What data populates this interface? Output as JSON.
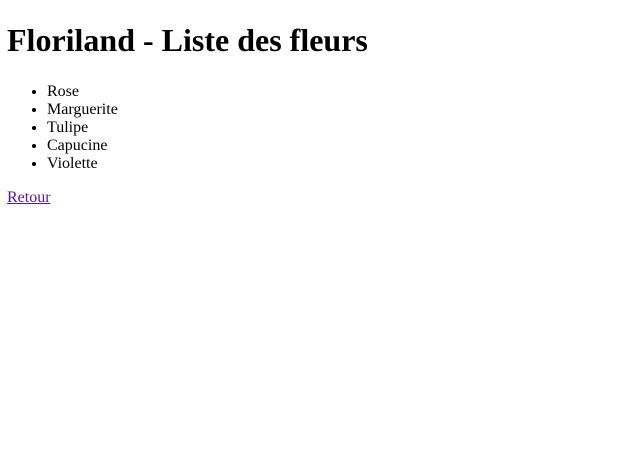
{
  "page": {
    "title": "Floriland - Liste des fleurs"
  },
  "flowers": [
    {
      "label": "Rose"
    },
    {
      "label": "Marguerite"
    },
    {
      "label": "Tulipe"
    },
    {
      "label": "Capucine"
    },
    {
      "label": "Violette"
    }
  ],
  "nav": {
    "back_label": "Retour"
  },
  "colors": {
    "link_visited": "#551a8b",
    "text": "#000000",
    "background": "#ffffff"
  }
}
________________________
Quote in full the listing given above; the images are to be left out.

_RESULT:_
What data populates this interface? Output as JSON.
{
  "page": {
    "title": "Floriland - Liste des fleurs"
  },
  "flowers": [
    {
      "label": "Rose"
    },
    {
      "label": "Marguerite"
    },
    {
      "label": "Tulipe"
    },
    {
      "label": "Capucine"
    },
    {
      "label": "Violette"
    }
  ],
  "nav": {
    "back_label": "Retour"
  },
  "colors": {
    "link_visited": "#551a8b",
    "text": "#000000",
    "background": "#ffffff"
  }
}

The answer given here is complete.